Items from a dataset:
⟨

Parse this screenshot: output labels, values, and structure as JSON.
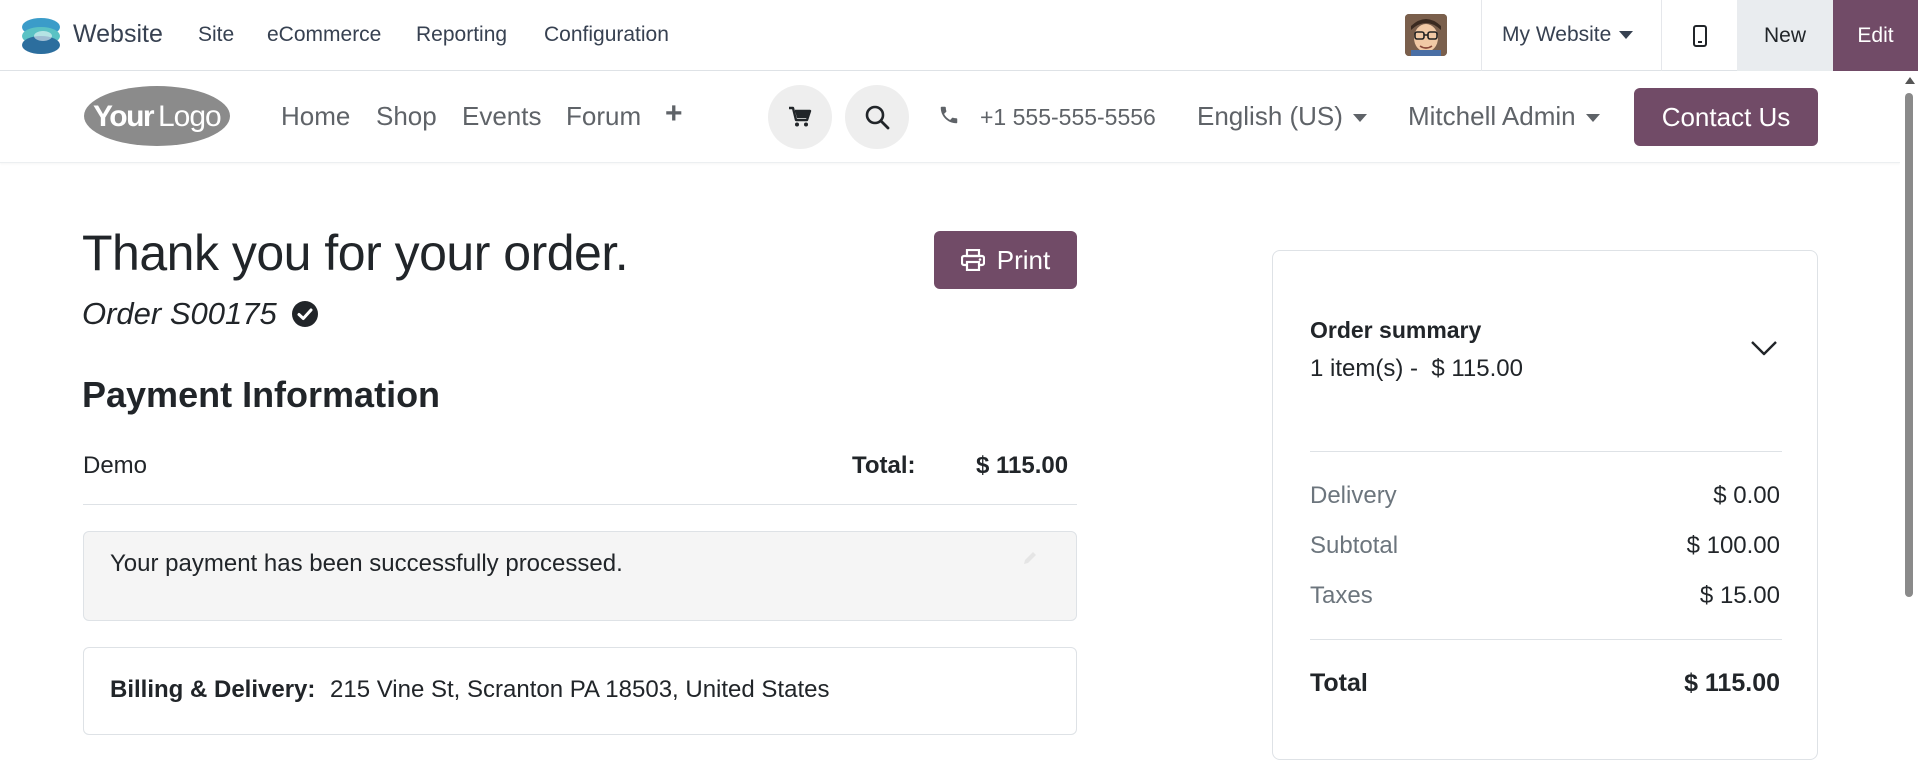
{
  "adminbar": {
    "app_name": "Website",
    "menus": [
      "Site",
      "eCommerce",
      "Reporting",
      "Configuration"
    ],
    "site_selector": "My Website",
    "new_label": "New",
    "edit_label": "Edit"
  },
  "header": {
    "logo_text_bold": "Your",
    "logo_text_light": "Logo",
    "nav": [
      "Home",
      "Shop",
      "Events",
      "Forum"
    ],
    "phone": "+1 555-555-5556",
    "language": "English (US)",
    "user": "Mitchell Admin",
    "contact_label": "Contact Us"
  },
  "main": {
    "title": "Thank you for your order.",
    "order_ref": "Order S00175",
    "print_label": "Print",
    "payment_title": "Payment Information",
    "payment_method": "Demo",
    "total_label": "Total:",
    "total_value": "$ 115.00",
    "payment_message": "Your payment has been successfully processed.",
    "address_label": "Billing & Delivery:",
    "address_value": "215 Vine St, Scranton PA 18503, United States"
  },
  "summary": {
    "title": "Order summary",
    "subtitle": "1 item(s) -  $ 115.00",
    "rows": [
      {
        "label": "Delivery",
        "value": "$ 0.00"
      },
      {
        "label": "Subtotal",
        "value": "$ 100.00"
      },
      {
        "label": "Taxes",
        "value": "$ 15.00"
      }
    ],
    "total_label": "Total",
    "total_value": "$ 115.00"
  },
  "colors": {
    "brand": "#714b67",
    "text": "#212529",
    "muted": "#6c757d"
  }
}
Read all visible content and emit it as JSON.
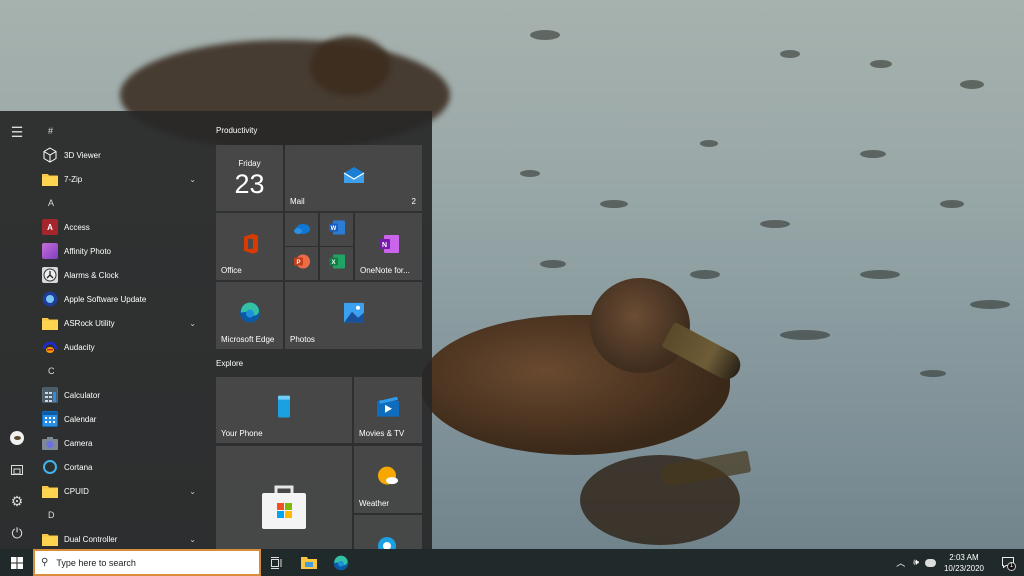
{
  "start_menu": {
    "rail": {
      "menu_icon": "hamburger-icon",
      "user_icon": "user-avatar",
      "documents_icon": "documents-icon",
      "settings_icon": "gear-icon",
      "power_icon": "power-icon"
    },
    "app_list": [
      {
        "type": "letter",
        "label": "#"
      },
      {
        "type": "app",
        "label": "3D Viewer",
        "icon": "3d-viewer-icon"
      },
      {
        "type": "folder",
        "label": "7-Zip",
        "icon": "folder-icon"
      },
      {
        "type": "letter",
        "label": "A"
      },
      {
        "type": "app",
        "label": "Access",
        "icon": "access-icon"
      },
      {
        "type": "app",
        "label": "Affinity Photo",
        "icon": "affinity-photo-icon"
      },
      {
        "type": "app",
        "label": "Alarms & Clock",
        "icon": "alarms-clock-icon"
      },
      {
        "type": "app",
        "label": "Apple Software Update",
        "icon": "apple-software-update-icon"
      },
      {
        "type": "folder",
        "label": "ASRock Utility",
        "icon": "folder-icon"
      },
      {
        "type": "app",
        "label": "Audacity",
        "icon": "audacity-icon"
      },
      {
        "type": "letter",
        "label": "C"
      },
      {
        "type": "app",
        "label": "Calculator",
        "icon": "calculator-icon"
      },
      {
        "type": "app",
        "label": "Calendar",
        "icon": "calendar-icon"
      },
      {
        "type": "app",
        "label": "Camera",
        "icon": "camera-icon"
      },
      {
        "type": "app",
        "label": "Cortana",
        "icon": "cortana-icon"
      },
      {
        "type": "folder",
        "label": "CPUID",
        "icon": "folder-icon"
      },
      {
        "type": "letter",
        "label": "D"
      },
      {
        "type": "folder",
        "label": "Dual Controller",
        "icon": "folder-icon"
      }
    ],
    "groups": {
      "productivity": "Productivity",
      "explore": "Explore"
    },
    "tiles": {
      "calendar": {
        "day": "Friday",
        "date": "23"
      },
      "mail": {
        "label": "Mail",
        "count": "2"
      },
      "office": {
        "label": "Office"
      },
      "onenote": {
        "label": "OneNote for..."
      },
      "edge": {
        "label": "Microsoft Edge"
      },
      "photos": {
        "label": "Photos"
      },
      "your_phone": {
        "label": "Your Phone"
      },
      "movies": {
        "label": "Movies & TV"
      },
      "weather": {
        "label": "Weather"
      },
      "store": {
        "label": ""
      }
    }
  },
  "taskbar": {
    "search_placeholder": "Type here to search",
    "time": "2:03 AM",
    "date": "10/23/2020",
    "notification_count": "1"
  }
}
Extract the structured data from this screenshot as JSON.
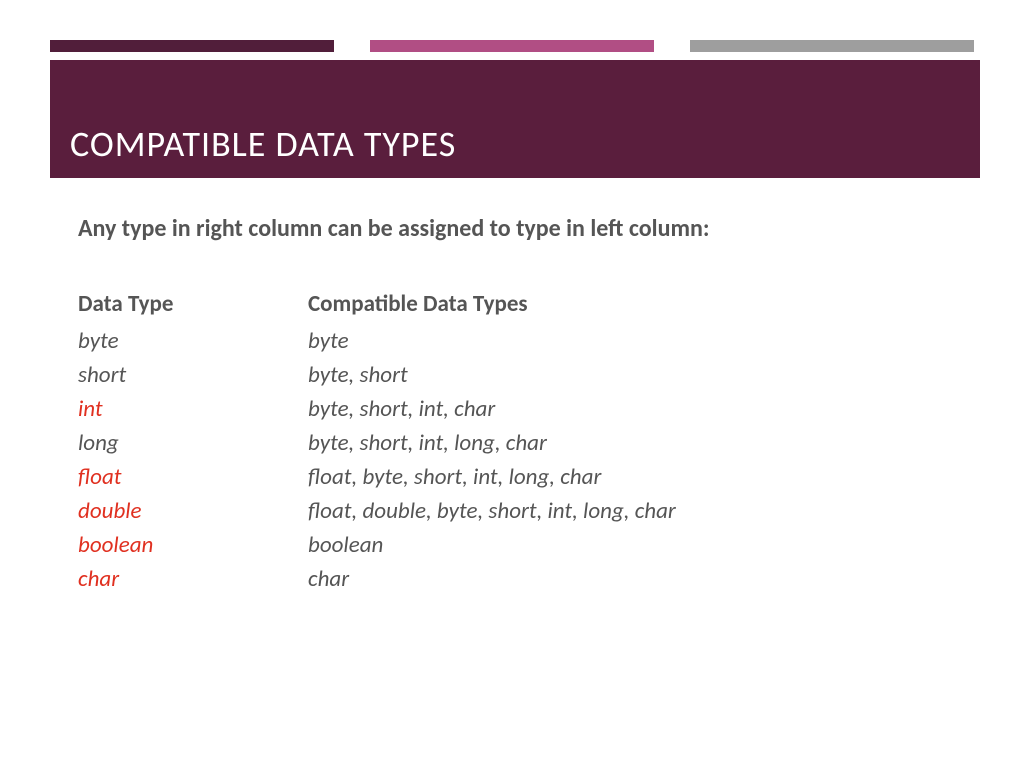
{
  "title": "COMPATIBLE DATA TYPES",
  "intro": "Any type in right column can be assigned to type in left column:",
  "header": {
    "left": "Data Type",
    "right": "Compatible Data Types"
  },
  "rows": [
    {
      "left": "byte",
      "right": "byte",
      "highlight": false
    },
    {
      "left": "short",
      "right": "byte, short",
      "highlight": false
    },
    {
      "left": "int",
      "right": " byte, short, int, char",
      "highlight": true
    },
    {
      "left": "long",
      "right": "byte, short, int, long, char",
      "highlight": false
    },
    {
      "left": "float",
      "right": " float, byte, short, int, long, char",
      "highlight": true
    },
    {
      "left": "double",
      "right": "float, double, byte, short, int, long, char",
      "highlight": true
    },
    {
      "left": "boolean",
      "right": "boolean",
      "highlight": true
    },
    {
      "left": "char",
      "right": " char",
      "highlight": true
    }
  ]
}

⟩

### Task requirements
Omit every image. Quote each record exactly.

### The answer
Parse this screenshot: output labels, values, and structure as JSON.
{
  "adminbar": {
    "app_name": "Website",
    "menus": [
      "Site",
      "eCommerce",
      "Reporting",
      "Configuration"
    ],
    "site_selector": "My Website",
    "new_label": "New",
    "edit_label": "Edit"
  },
  "header": {
    "logo_text_bold": "Your",
    "logo_text_light": "Logo",
    "nav": [
      "Home",
      "Shop",
      "Events",
      "Forum"
    ],
    "phone": "+1 555-555-5556",
    "language": "English (US)",
    "user": "Mitchell Admin",
    "contact_label": "Contact Us"
  },
  "main": {
    "title": "Thank you for your order.",
    "order_ref": "Order S00175",
    "print_label": "Print",
    "payment_title": "Payment Information",
    "payment_method": "Demo",
    "total_label": "Total:",
    "total_value": "$ 115.00",
    "payment_message": "Your payment has been successfully processed.",
    "address_label": "Billing & Delivery:",
    "address_value": "215 Vine St, Scranton PA 18503, United States"
  },
  "summary": {
    "title": "Order summary",
    "subtitle": "1 item(s) -  $ 115.00",
    "rows": [
      {
        "label": "Delivery",
        "value": "$ 0.00"
      },
      {
        "label": "Subtotal",
        "value": "$ 100.00"
      },
      {
        "label": "Taxes",
        "value": "$ 15.00"
      }
    ],
    "total_label": "Total",
    "total_value": "$ 115.00"
  },
  "colors": {
    "brand": "#714b67",
    "text": "#212529",
    "muted": "#6c757d"
  }
}
Read all visible content and emit it as JSON.
{
  "start_menu": {
    "rail": {
      "menu_icon": "hamburger-icon",
      "user_icon": "user-avatar",
      "documents_icon": "documents-icon",
      "settings_icon": "gear-icon",
      "power_icon": "power-icon"
    },
    "app_list": [
      {
        "type": "letter",
        "label": "#"
      },
      {
        "type": "app",
        "label": "3D Viewer",
        "icon": "3d-viewer-icon"
      },
      {
        "type": "folder",
        "label": "7-Zip",
        "icon": "folder-icon"
      },
      {
        "type": "letter",
        "label": "A"
      },
      {
        "type": "app",
        "label": "Access",
        "icon": "access-icon"
      },
      {
        "type": "app",
        "label": "Affinity Photo",
        "icon": "affinity-photo-icon"
      },
      {
        "type": "app",
        "label": "Alarms & Clock",
        "icon": "alarms-clock-icon"
      },
      {
        "type": "app",
        "label": "Apple Software Update",
        "icon": "apple-software-update-icon"
      },
      {
        "type": "folder",
        "label": "ASRock Utility",
        "icon": "folder-icon"
      },
      {
        "type": "app",
        "label": "Audacity",
        "icon": "audacity-icon"
      },
      {
        "type": "letter",
        "label": "C"
      },
      {
        "type": "app",
        "label": "Calculator",
        "icon": "calculator-icon"
      },
      {
        "type": "app",
        "label": "Calendar",
        "icon": "calendar-icon"
      },
      {
        "type": "app",
        "label": "Camera",
        "icon": "camera-icon"
      },
      {
        "type": "app",
        "label": "Cortana",
        "icon": "cortana-icon"
      },
      {
        "type": "folder",
        "label": "CPUID",
        "icon": "folder-icon"
      },
      {
        "type": "letter",
        "label": "D"
      },
      {
        "type": "folder",
        "label": "Dual Controller",
        "icon": "folder-icon"
      }
    ],
    "groups": {
      "productivity": "Productivity",
      "explore": "Explore"
    },
    "tiles": {
      "calendar": {
        "day": "Friday",
        "date": "23"
      },
      "mail": {
        "label": "Mail",
        "count": "2"
      },
      "office": {
        "label": "Office"
      },
      "onenote": {
        "label": "OneNote for..."
      },
      "edge": {
        "label": "Microsoft Edge"
      },
      "photos": {
        "label": "Photos"
      },
      "your_phone": {
        "label": "Your Phone"
      },
      "movies": {
        "label": "Movies & TV"
      },
      "weather": {
        "label": "Weather"
      },
      "store": {
        "label": ""
      }
    }
  },
  "taskbar": {
    "search_placeholder": "Type here to search",
    "time": "2:03 AM",
    "date": "10/23/2020",
    "notification_count": "1"
  }
}
Extract the structured data from this screenshot as JSON.
{
  "title": "COMPATIBLE DATA TYPES",
  "intro": "Any type in right column can be assigned to type in left column:",
  "header": {
    "left": "Data Type",
    "right": "Compatible Data Types"
  },
  "rows": [
    {
      "left": "byte",
      "right": "byte",
      "highlight": false
    },
    {
      "left": "short",
      "right": "byte, short",
      "highlight": false
    },
    {
      "left": "int",
      "right": " byte, short, int, char",
      "highlight": true
    },
    {
      "left": "long",
      "right": "byte, short, int, long, char",
      "highlight": false
    },
    {
      "left": "float",
      "right": " float, byte, short, int, long, char",
      "highlight": true
    },
    {
      "left": "double",
      "right": "float, double, byte, short, int, long, char",
      "highlight": true
    },
    {
      "left": "boolean",
      "right": "boolean",
      "highlight": true
    },
    {
      "left": "char",
      "right": " char",
      "highlight": true
    }
  ]
}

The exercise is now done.